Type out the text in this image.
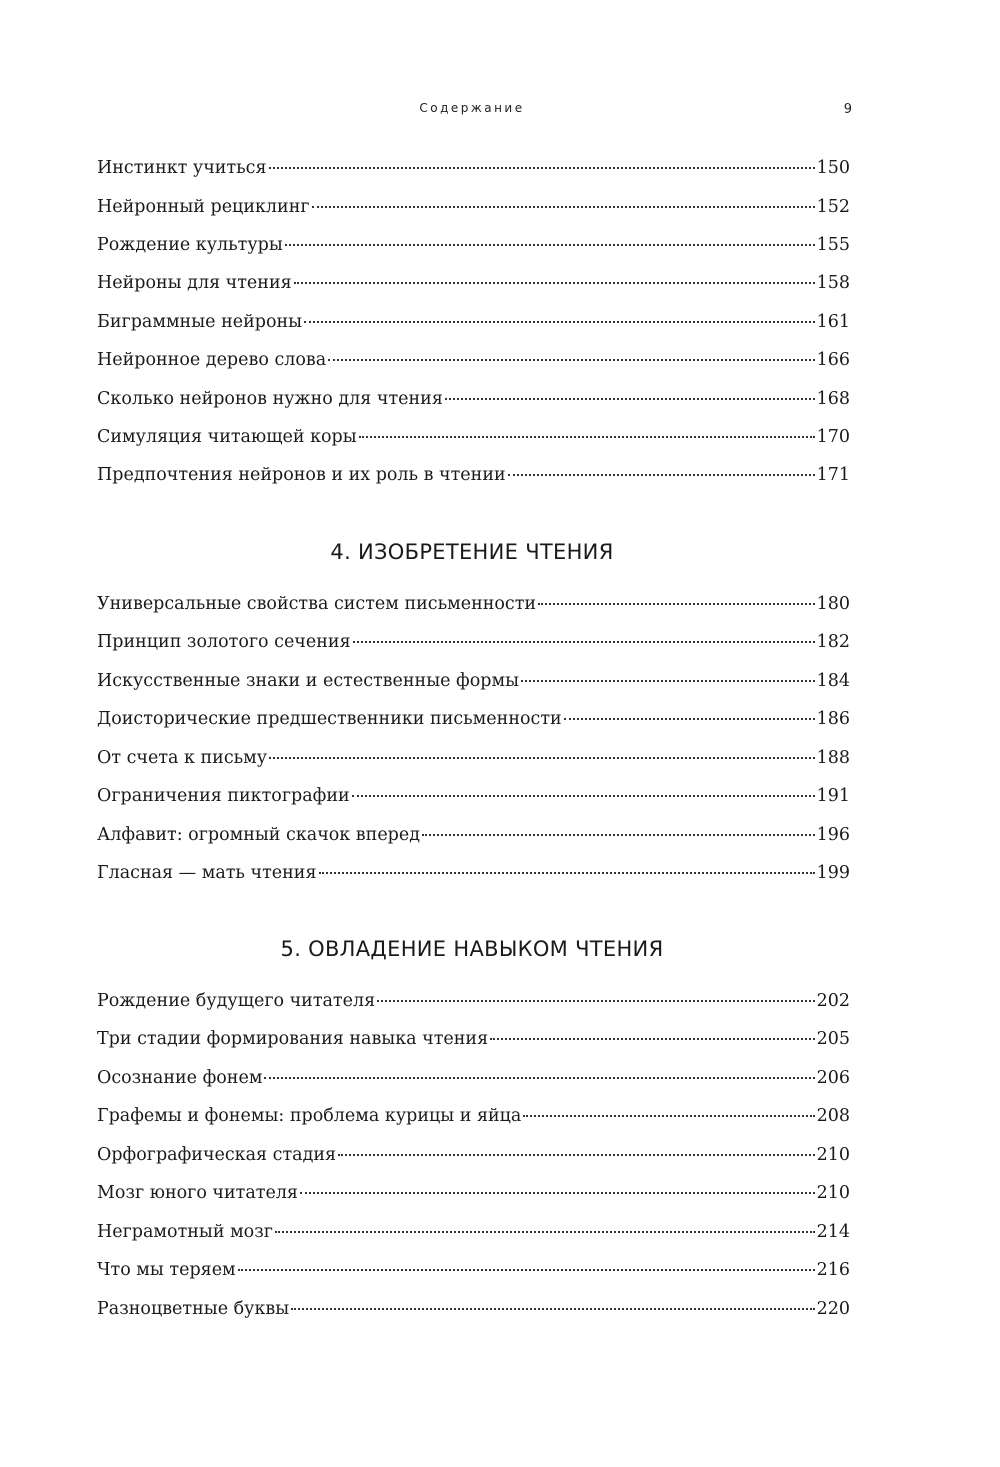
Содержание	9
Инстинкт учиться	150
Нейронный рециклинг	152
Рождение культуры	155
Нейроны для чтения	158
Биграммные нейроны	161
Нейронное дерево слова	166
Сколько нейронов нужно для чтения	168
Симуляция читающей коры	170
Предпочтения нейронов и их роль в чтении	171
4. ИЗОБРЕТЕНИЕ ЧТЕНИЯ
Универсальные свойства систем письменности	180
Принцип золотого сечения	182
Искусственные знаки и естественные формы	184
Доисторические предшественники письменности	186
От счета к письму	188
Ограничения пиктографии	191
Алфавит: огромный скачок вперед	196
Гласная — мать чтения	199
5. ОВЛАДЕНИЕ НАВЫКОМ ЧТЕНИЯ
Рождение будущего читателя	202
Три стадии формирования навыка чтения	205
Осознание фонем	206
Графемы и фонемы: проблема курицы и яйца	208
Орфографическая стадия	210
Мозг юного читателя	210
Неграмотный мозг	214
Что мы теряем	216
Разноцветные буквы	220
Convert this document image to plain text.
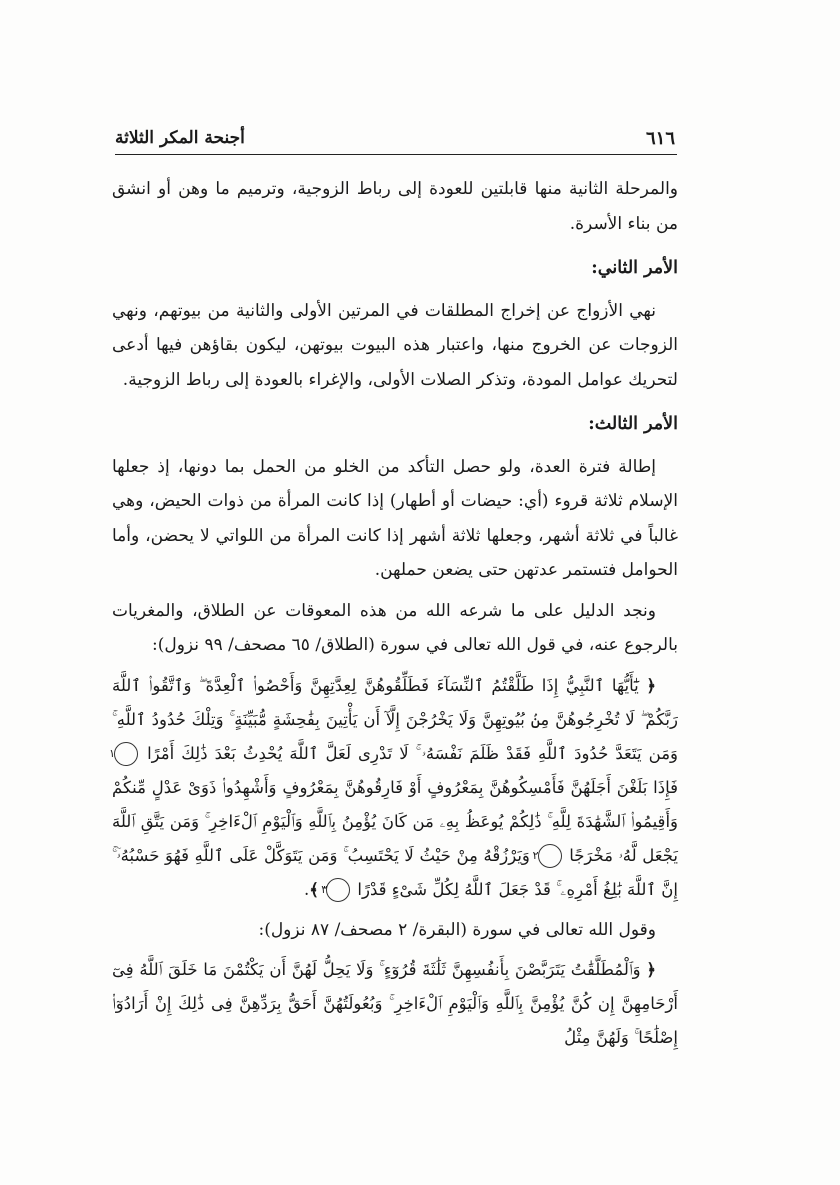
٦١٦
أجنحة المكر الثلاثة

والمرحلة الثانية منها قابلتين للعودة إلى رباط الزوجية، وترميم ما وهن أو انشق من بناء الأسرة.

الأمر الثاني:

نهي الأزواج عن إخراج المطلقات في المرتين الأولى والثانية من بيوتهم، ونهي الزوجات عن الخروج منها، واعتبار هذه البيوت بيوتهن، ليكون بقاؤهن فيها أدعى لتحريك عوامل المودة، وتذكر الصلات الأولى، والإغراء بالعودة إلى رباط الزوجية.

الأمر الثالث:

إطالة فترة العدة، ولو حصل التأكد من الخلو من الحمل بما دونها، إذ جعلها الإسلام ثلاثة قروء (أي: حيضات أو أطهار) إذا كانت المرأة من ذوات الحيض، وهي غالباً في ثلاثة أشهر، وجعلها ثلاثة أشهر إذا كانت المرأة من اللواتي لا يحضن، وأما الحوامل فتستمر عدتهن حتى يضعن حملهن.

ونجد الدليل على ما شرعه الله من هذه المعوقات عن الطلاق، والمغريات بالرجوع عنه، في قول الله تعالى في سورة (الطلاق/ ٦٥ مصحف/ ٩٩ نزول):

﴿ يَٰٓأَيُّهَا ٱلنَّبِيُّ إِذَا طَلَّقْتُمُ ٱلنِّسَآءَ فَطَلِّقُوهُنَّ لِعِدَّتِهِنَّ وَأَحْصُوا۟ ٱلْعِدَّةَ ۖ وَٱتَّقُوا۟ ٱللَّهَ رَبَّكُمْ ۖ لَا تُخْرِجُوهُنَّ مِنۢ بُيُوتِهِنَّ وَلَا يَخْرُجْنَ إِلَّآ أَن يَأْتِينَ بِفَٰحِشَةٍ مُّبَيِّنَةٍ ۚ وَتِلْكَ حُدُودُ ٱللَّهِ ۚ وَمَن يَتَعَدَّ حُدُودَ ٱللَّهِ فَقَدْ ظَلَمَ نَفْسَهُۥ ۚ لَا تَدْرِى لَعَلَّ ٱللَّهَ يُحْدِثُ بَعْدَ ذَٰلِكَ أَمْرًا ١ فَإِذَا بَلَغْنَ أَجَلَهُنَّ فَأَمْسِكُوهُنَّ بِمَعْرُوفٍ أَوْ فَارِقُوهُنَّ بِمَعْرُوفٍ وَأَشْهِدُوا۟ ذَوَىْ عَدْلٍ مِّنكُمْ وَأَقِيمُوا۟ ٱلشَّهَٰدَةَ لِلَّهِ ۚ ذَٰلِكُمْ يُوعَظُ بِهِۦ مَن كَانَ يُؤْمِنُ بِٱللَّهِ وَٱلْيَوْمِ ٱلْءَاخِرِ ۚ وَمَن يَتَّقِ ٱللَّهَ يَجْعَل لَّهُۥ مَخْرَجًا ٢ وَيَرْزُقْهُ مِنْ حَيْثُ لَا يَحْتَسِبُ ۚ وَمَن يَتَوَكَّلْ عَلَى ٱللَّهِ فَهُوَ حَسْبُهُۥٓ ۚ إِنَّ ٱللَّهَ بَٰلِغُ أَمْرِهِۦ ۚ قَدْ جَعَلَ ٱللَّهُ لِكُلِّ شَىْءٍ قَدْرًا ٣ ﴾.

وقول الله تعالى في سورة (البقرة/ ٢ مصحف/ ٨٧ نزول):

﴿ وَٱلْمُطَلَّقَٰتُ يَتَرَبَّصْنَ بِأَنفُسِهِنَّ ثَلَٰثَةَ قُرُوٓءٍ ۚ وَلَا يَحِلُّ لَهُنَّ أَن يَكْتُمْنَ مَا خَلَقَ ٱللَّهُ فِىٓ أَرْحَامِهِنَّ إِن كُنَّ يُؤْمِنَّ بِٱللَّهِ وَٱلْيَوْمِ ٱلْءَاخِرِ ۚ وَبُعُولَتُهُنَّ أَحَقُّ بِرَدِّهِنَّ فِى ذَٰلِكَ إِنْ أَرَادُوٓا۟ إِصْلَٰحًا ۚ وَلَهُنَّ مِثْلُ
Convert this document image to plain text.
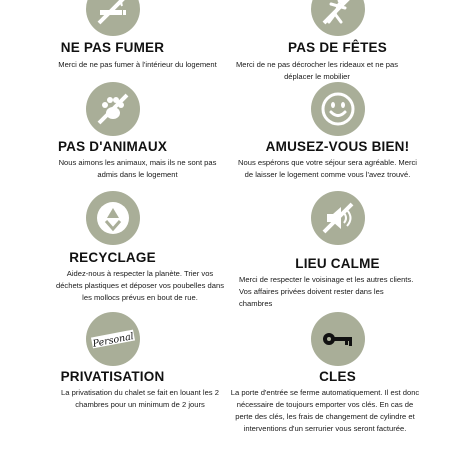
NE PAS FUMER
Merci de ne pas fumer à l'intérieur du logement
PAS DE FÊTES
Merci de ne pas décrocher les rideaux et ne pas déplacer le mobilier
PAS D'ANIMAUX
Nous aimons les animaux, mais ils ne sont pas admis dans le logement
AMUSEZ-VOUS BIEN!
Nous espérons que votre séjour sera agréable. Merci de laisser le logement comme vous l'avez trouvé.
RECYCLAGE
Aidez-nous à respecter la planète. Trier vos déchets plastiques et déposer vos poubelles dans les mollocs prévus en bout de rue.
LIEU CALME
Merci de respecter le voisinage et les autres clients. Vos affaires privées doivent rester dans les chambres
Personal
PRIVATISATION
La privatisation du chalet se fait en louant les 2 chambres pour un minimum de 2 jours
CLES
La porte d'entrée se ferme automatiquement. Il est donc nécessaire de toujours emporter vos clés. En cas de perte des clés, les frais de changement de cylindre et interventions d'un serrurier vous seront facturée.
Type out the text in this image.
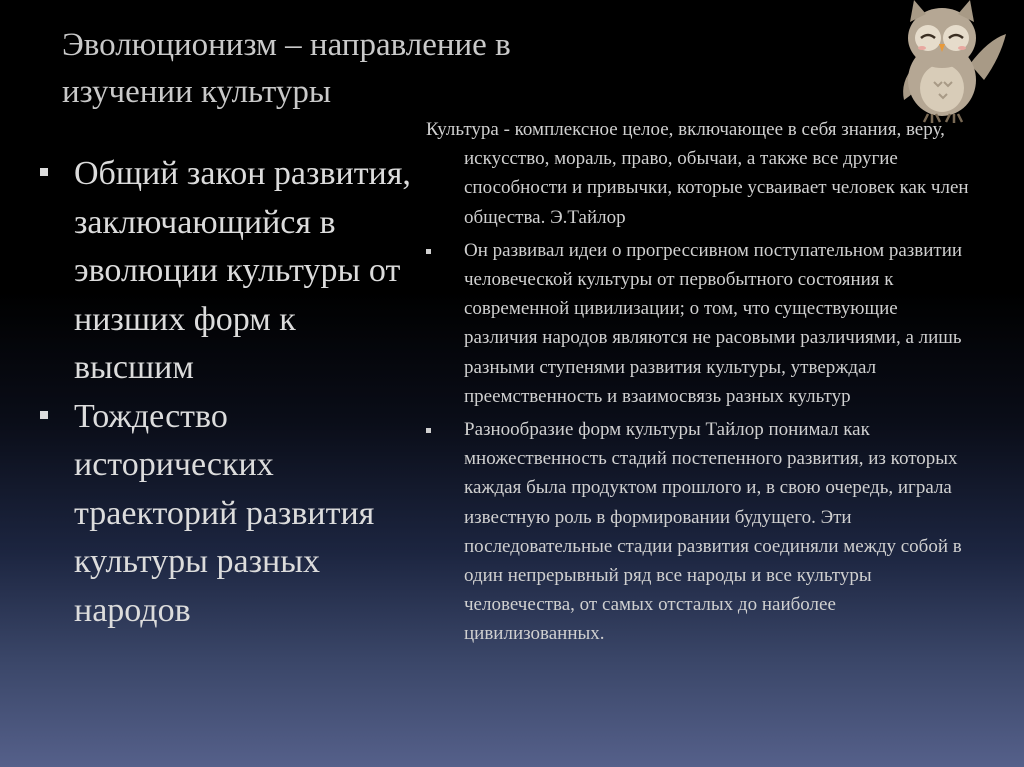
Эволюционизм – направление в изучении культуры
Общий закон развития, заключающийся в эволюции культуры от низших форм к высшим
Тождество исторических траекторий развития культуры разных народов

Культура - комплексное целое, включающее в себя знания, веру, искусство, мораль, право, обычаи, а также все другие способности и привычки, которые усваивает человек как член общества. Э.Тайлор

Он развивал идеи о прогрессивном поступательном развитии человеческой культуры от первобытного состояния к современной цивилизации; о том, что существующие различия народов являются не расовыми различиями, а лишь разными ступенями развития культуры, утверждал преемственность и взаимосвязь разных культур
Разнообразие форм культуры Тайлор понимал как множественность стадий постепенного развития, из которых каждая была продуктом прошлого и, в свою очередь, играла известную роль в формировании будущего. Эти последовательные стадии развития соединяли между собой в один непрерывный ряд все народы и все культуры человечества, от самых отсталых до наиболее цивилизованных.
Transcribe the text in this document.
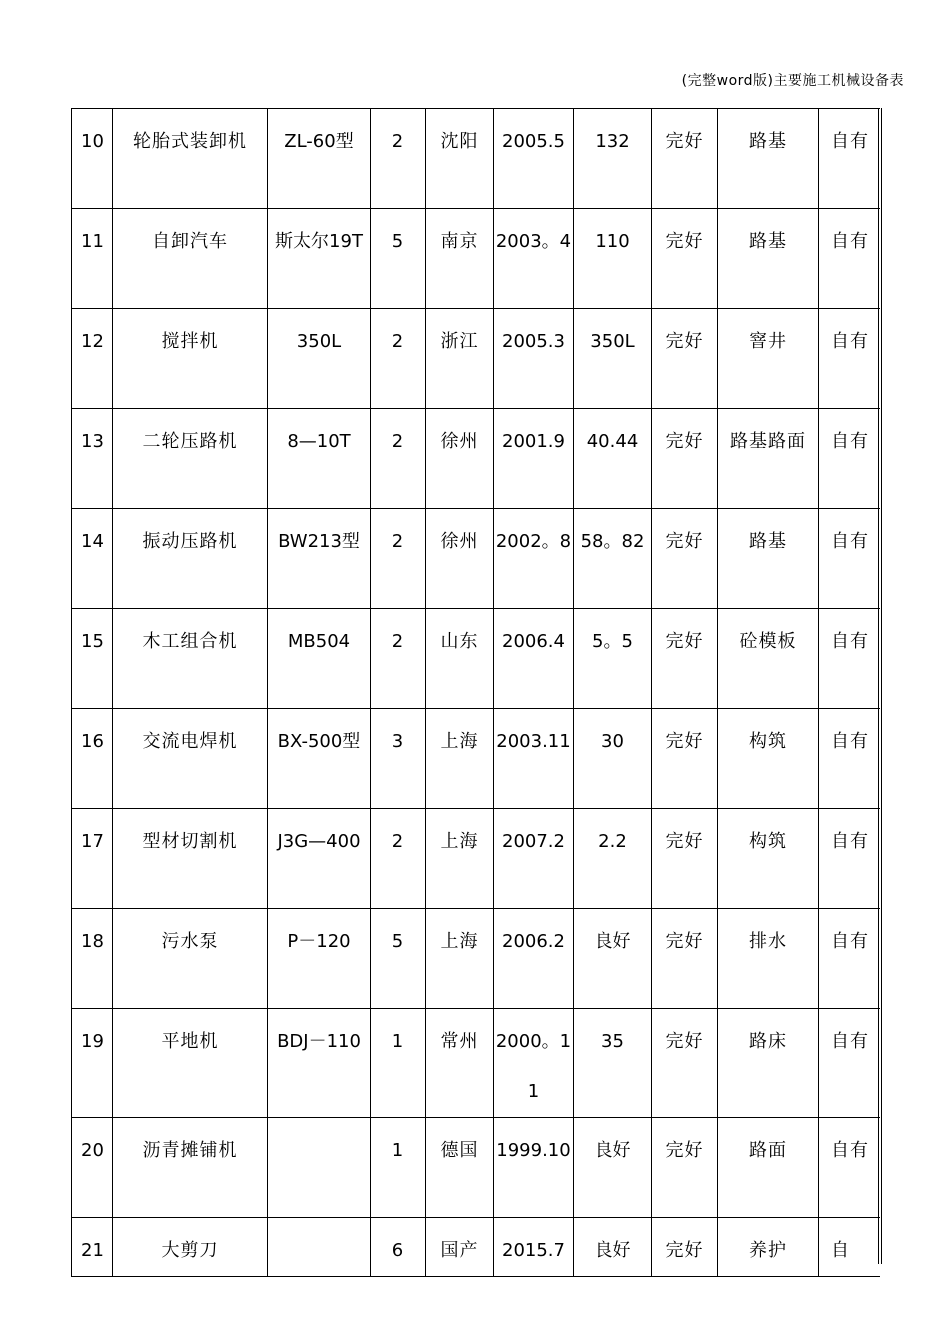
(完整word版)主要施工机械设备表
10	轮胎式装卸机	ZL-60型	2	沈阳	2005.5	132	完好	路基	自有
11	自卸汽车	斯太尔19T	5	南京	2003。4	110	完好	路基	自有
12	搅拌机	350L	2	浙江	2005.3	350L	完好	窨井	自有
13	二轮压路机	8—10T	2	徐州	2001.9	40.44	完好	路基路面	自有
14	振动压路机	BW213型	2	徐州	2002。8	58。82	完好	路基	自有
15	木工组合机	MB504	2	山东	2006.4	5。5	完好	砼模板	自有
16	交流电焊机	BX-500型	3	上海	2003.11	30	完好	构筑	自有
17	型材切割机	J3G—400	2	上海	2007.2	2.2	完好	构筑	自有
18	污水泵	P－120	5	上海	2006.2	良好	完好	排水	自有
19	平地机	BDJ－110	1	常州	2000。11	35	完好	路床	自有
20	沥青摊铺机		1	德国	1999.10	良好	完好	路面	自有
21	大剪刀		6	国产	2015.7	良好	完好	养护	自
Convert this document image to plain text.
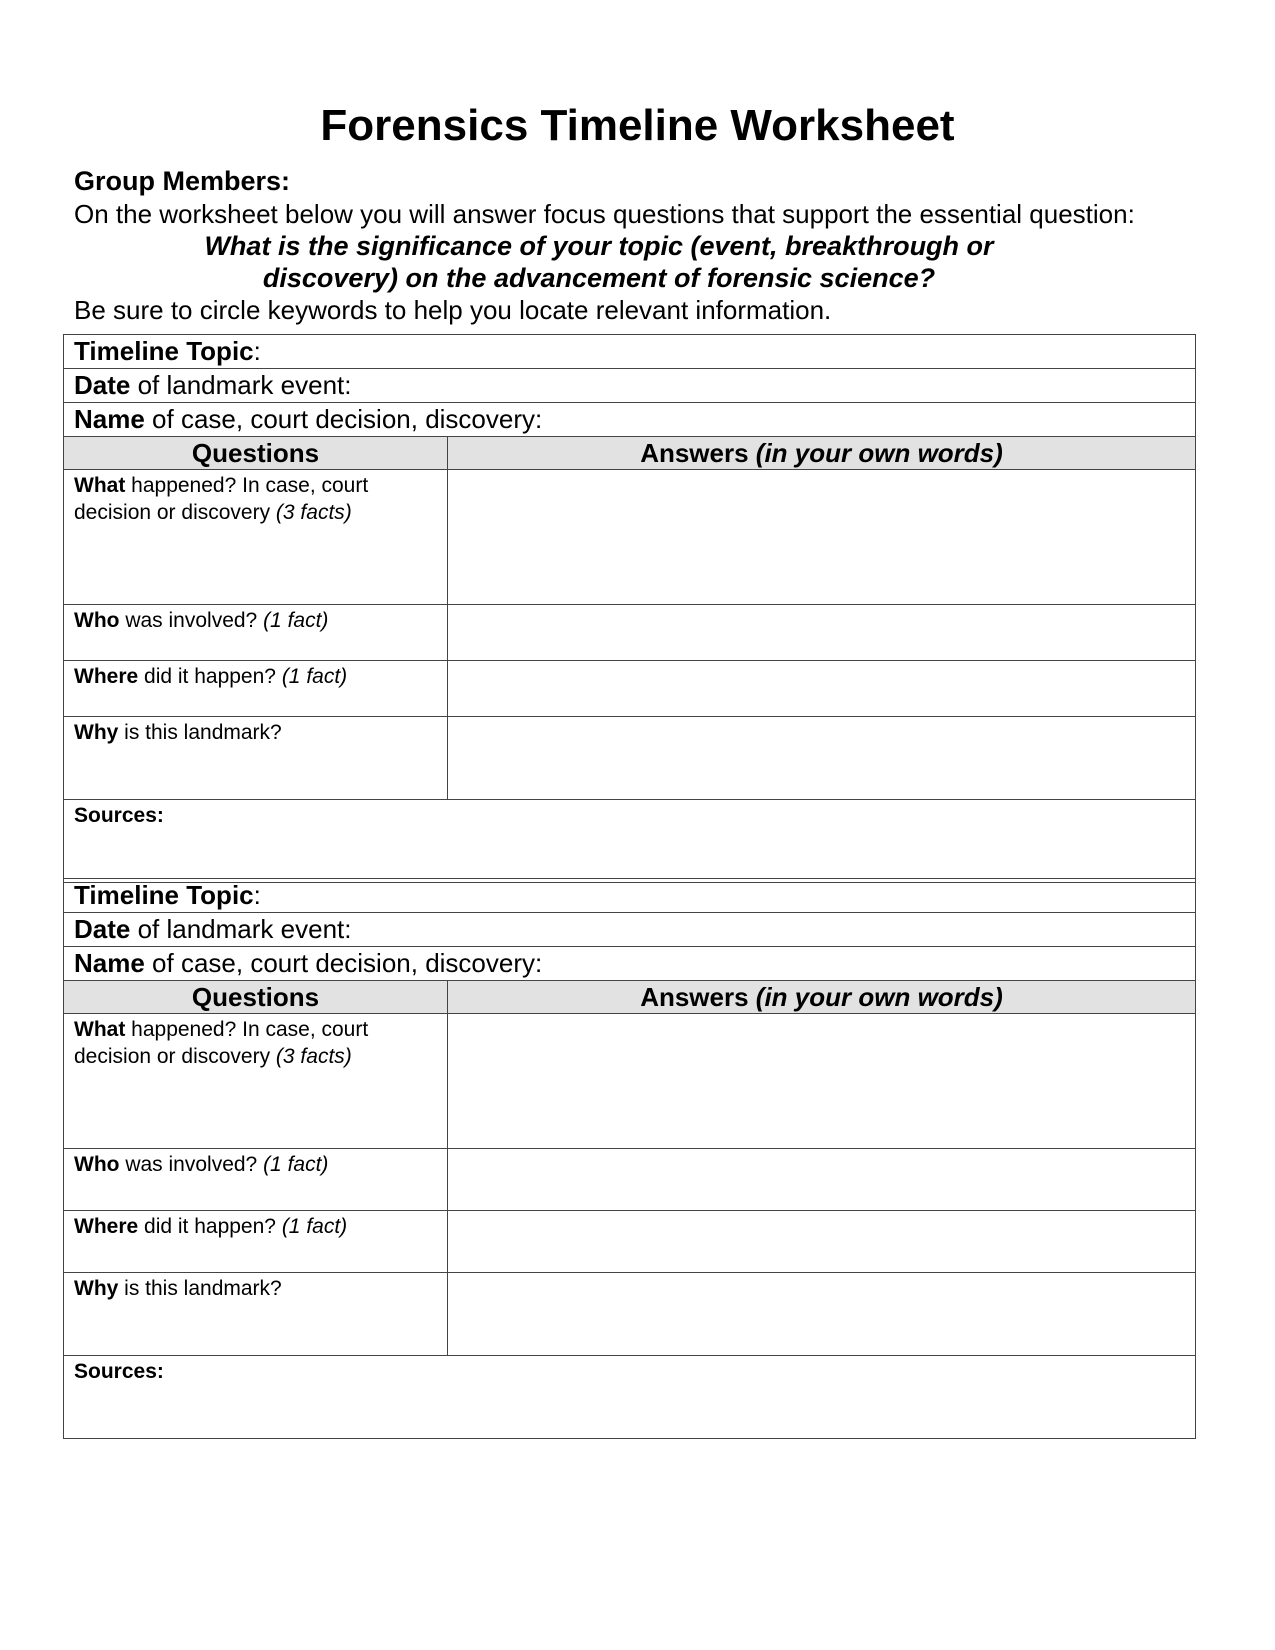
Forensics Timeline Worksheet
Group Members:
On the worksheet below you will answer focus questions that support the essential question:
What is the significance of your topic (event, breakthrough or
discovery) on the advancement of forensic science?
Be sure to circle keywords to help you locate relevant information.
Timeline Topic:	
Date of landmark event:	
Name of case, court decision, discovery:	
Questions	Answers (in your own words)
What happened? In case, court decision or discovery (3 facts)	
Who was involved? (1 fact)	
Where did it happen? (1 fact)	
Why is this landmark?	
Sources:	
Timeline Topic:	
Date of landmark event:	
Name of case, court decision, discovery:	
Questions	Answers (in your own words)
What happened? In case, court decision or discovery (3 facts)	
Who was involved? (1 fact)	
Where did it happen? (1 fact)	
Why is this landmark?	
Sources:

================================

EXERCISE OBJECTIVE ▸
Using the material above, report each line where "respecter" occurs.

EXERCISE RESPONSE ▸
Aidez-nous à respecter la planète. Trier vos déchets plastiques et déposer vos poubelles dans les mollocs prévus en bout de rue.
Merci de respecter le voisinage et les autres clients. Vos affaires privées doivent rester dans les chambres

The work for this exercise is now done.